- **What to do**:
Locate each line holding the string "JSON" and copy it.

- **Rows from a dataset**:

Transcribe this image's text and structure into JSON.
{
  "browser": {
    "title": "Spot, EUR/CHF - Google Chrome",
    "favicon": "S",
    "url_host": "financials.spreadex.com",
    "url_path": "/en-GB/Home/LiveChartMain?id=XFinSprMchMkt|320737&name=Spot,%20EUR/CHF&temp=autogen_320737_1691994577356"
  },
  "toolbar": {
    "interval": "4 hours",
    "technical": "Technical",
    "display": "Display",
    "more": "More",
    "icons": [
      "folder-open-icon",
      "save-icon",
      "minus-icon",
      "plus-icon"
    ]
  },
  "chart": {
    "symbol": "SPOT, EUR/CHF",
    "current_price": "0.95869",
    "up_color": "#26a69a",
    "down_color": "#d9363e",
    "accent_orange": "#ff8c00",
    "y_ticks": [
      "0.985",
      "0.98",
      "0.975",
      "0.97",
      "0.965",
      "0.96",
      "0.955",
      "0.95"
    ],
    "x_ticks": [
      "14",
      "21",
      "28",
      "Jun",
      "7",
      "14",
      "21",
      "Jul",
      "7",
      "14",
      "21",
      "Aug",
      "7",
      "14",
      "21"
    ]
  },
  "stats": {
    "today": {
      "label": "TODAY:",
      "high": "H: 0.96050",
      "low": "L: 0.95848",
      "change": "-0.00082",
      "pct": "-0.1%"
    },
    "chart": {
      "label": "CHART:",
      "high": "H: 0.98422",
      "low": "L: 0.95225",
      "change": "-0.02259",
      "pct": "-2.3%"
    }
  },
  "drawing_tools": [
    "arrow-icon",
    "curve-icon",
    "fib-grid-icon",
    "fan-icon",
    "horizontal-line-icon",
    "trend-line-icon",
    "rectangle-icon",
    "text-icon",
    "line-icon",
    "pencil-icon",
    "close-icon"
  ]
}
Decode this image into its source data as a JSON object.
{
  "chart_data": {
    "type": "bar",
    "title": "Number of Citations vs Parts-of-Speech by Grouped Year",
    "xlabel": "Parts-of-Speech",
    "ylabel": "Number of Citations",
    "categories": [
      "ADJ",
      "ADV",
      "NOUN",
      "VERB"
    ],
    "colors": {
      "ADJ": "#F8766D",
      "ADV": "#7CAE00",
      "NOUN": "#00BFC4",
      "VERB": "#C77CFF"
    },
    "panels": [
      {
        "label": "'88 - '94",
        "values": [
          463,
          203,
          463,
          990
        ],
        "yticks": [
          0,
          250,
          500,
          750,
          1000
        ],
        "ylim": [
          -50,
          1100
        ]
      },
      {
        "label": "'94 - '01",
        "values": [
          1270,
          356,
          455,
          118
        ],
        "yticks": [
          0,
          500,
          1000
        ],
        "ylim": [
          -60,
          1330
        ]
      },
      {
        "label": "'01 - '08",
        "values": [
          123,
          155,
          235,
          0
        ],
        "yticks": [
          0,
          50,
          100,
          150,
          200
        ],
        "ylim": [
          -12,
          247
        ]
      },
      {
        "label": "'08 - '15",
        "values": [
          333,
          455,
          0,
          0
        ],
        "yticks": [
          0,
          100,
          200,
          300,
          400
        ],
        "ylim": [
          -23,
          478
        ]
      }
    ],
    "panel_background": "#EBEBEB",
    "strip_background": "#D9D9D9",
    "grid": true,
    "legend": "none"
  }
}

- **Response for this exercise**:
Transcribe this image's text and structure into JSON.
Decode this image into its source data as a JSON object.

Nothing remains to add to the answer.